**** Records shown ****
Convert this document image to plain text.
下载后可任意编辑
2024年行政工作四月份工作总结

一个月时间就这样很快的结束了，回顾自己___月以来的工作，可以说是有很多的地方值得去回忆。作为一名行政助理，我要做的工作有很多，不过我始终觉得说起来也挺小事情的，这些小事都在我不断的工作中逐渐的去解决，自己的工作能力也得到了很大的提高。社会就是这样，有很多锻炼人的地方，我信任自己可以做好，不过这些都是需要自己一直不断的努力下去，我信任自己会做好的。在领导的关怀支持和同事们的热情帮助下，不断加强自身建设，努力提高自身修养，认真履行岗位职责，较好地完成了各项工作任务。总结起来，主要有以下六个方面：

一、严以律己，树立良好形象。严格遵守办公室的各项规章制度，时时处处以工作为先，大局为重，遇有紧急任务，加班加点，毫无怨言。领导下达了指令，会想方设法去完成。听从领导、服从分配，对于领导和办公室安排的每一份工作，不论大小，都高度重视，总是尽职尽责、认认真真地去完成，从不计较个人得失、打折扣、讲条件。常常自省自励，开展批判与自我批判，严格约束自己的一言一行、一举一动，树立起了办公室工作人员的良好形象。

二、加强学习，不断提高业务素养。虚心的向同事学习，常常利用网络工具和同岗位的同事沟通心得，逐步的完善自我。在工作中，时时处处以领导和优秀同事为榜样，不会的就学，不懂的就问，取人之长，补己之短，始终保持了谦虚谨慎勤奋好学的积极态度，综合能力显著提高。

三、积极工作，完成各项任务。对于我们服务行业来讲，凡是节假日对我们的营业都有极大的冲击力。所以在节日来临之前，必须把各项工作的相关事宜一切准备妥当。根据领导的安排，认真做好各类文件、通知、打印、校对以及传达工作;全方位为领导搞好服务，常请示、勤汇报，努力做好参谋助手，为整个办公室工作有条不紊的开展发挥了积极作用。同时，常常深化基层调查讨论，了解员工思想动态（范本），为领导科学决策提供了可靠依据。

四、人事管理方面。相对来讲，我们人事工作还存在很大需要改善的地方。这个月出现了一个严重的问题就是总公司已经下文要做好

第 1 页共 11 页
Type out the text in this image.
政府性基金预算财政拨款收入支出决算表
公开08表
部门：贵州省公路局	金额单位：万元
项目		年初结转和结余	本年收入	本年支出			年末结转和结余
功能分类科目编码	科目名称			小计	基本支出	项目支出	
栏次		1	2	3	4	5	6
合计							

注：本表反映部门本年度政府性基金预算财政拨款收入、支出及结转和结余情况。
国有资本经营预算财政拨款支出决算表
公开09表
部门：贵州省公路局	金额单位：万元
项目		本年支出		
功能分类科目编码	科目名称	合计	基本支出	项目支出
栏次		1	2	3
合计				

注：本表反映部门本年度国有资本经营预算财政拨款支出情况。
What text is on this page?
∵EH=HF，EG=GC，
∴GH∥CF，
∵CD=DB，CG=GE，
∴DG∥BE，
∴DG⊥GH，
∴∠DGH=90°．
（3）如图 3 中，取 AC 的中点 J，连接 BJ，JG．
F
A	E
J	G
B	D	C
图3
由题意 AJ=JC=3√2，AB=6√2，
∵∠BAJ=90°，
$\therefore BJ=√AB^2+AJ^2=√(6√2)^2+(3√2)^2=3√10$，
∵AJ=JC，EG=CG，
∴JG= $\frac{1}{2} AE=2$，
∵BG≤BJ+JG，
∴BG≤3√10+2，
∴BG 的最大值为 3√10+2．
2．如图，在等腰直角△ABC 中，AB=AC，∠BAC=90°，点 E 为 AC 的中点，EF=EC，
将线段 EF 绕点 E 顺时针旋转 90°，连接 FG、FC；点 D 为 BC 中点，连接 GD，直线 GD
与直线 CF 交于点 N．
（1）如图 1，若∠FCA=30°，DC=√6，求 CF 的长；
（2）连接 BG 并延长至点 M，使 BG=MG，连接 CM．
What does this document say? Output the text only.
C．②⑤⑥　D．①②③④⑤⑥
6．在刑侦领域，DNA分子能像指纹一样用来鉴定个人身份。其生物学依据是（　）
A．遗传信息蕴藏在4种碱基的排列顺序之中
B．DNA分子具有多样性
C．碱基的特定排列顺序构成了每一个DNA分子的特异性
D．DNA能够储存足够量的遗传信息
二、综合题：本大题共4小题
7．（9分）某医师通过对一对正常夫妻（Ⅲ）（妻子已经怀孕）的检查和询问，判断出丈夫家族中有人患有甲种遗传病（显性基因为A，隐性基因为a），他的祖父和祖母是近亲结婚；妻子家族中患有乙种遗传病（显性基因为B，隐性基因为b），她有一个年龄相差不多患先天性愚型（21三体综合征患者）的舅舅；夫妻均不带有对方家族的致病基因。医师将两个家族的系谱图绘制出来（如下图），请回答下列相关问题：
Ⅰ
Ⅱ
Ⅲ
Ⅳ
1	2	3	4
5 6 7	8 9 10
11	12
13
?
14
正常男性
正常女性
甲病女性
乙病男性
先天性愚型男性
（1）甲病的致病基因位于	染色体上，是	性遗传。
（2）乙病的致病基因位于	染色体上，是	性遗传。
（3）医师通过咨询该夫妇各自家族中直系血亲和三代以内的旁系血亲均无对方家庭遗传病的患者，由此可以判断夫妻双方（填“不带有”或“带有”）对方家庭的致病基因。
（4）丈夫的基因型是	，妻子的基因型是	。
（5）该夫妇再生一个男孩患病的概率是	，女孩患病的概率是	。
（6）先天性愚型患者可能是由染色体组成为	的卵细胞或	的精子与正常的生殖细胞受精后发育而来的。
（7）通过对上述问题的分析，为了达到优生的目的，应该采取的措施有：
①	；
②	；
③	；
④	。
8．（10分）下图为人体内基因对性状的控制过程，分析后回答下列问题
****
* [What to work on]: Retype the whole listing, matching it exactly.

* [Full output]:
Convert this document image to plain text.
下载后可任意编辑
2024年行政工作四月份工作总结

一个月时间就这样很快的结束了，回顾自己___月以来的工作，可以说是有很多的地方值得去回忆。作为一名行政助理，我要做的工作有很多，不过我始终觉得说起来也挺小事情的，这些小事都在我不断的工作中逐渐的去解决，自己的工作能力也得到了很大的提高。社会就是这样，有很多锻炼人的地方，我信任自己可以做好，不过这些都是需要自己一直不断的努力下去，我信任自己会做好的。在领导的关怀支持和同事们的热情帮助下，不断加强自身建设，努力提高自身修养，认真履行岗位职责，较好地完成了各项工作任务。总结起来，主要有以下六个方面：

一、严以律己，树立良好形象。严格遵守办公室的各项规章制度，时时处处以工作为先，大局为重，遇有紧急任务，加班加点，毫无怨言。领导下达了指令，会想方设法去完成。听从领导、服从分配，对于领导和办公室安排的每一份工作，不论大小，都高度重视，总是尽职尽责、认认真真地去完成，从不计较个人得失、打折扣、讲条件。常常自省自励，开展批判与自我批判，严格约束自己的一言一行、一举一动，树立起了办公室工作人员的良好形象。

二、加强学习，不断提高业务素养。虚心的向同事学习，常常利用网络工具和同岗位的同事沟通心得，逐步的完善自我。在工作中，时时处处以领导和优秀同事为榜样，不会的就学，不懂的就问，取人之长，补己之短，始终保持了谦虚谨慎勤奋好学的积极态度，综合能力显著提高。

三、积极工作，完成各项任务。对于我们服务行业来讲，凡是节假日对我们的营业都有极大的冲击力。所以在节日来临之前，必须把各项工作的相关事宜一切准备妥当。根据领导的安排，认真做好各类文件、通知、打印、校对以及传达工作;全方位为领导搞好服务，常请示、勤汇报，努力做好参谋助手，为整个办公室工作有条不紊的开展发挥了积极作用。同时，常常深化基层调查讨论，了解员工思想动态（范本），为领导科学决策提供了可靠依据。

四、人事管理方面。相对来讲，我们人事工作还存在很大需要改善的地方。这个月出现了一个严重的问题就是总公司已经下文要做好

第 1 页共 11 页
Type out the text in this image.
政府性基金预算财政拨款收入支出决算表
公开08表
部门：贵州省公路局	金额单位：万元
项目		年初结转和结余	本年收入	本年支出			年末结转和结余
功能分类科目编码	科目名称			小计	基本支出	项目支出	
栏次		1	2	3	4	5	6
合计							

注：本表反映部门本年度政府性基金预算财政拨款收入、支出及结转和结余情况。
国有资本经营预算财政拨款支出决算表
公开09表
部门：贵州省公路局	金额单位：万元
项目		本年支出		
功能分类科目编码	科目名称	合计	基本支出	项目支出
栏次		1	2	3
合计				

注：本表反映部门本年度国有资本经营预算财政拨款支出情况。
What text is on this page?
∵EH=HF，EG=GC，
∴GH∥CF，
∵CD=DB，CG=GE，
∴DG∥BE，
∴DG⊥GH，
∴∠DGH=90°．
（3）如图 3 中，取 AC 的中点 J，连接 BJ，JG．
F
A	E
J	G
B	D	C
图3
由题意 AJ=JC=3√2，AB=6√2，
∵∠BAJ=90°，
$\therefore BJ=√AB^2+AJ^2=√(6√2)^2+(3√2)^2=3√10$，
∵AJ=JC，EG=CG，
∴JG= $\frac{1}{2} AE=2$，
∵BG≤BJ+JG，
∴BG≤3√10+2，
∴BG 的最大值为 3√10+2．
2．如图，在等腰直角△ABC 中，AB=AC，∠BAC=90°，点 E 为 AC 的中点，EF=EC，
将线段 EF 绕点 E 顺时针旋转 90°，连接 FG、FC；点 D 为 BC 中点，连接 GD，直线 GD
与直线 CF 交于点 N．
（1）如图 1，若∠FCA=30°，DC=√6，求 CF 的长；
（2）连接 BG 并延长至点 M，使 BG=MG，连接 CM．
What does this document say? Output the text only.
C．②⑤⑥　D．①②③④⑤⑥
6．在刑侦领域，DNA分子能像指纹一样用来鉴定个人身份。其生物学依据是（　）
A．遗传信息蕴藏在4种碱基的排列顺序之中
B．DNA分子具有多样性
C．碱基的特定排列顺序构成了每一个DNA分子的特异性
D．DNA能够储存足够量的遗传信息
二、综合题：本大题共4小题
7．（9分）某医师通过对一对正常夫妻（Ⅲ）（妻子已经怀孕）的检查和询问，判断出丈夫家族中有人患有甲种遗传病（显性基因为A，隐性基因为a），他的祖父和祖母是近亲结婚；妻子家族中患有乙种遗传病（显性基因为B，隐性基因为b），她有一个年龄相差不多患先天性愚型（21三体综合征患者）的舅舅；夫妻均不带有对方家族的致病基因。医师将两个家族的系谱图绘制出来（如下图），请回答下列相关问题：
Ⅰ
Ⅱ
Ⅲ
Ⅳ
1	2	3	4
5 6 7	8 9 10
11	12
13
?
14
正常男性
正常女性
甲病女性
乙病男性
先天性愚型男性
（1）甲病的致病基因位于	染色体上，是	性遗传。
（2）乙病的致病基因位于	染色体上，是	性遗传。
（3）医师通过咨询该夫妇各自家族中直系血亲和三代以内的旁系血亲均无对方家庭遗传病的患者，由此可以判断夫妻双方（填“不带有”或“带有”）对方家庭的致病基因。
（4）丈夫的基因型是	，妻子的基因型是	。
（5）该夫妇再生一个男孩患病的概率是	，女孩患病的概率是	。
（6）先天性愚型患者可能是由染色体组成为	的卵细胞或	的精子与正常的生殖细胞受精后发育而来的。
（7）通过对上述问题的分析，为了达到优生的目的，应该采取的措施有：
①	；
②	；
③	；
④	。
8．（10分）下图为人体内基因对性状的控制过程，分析后回答下列问题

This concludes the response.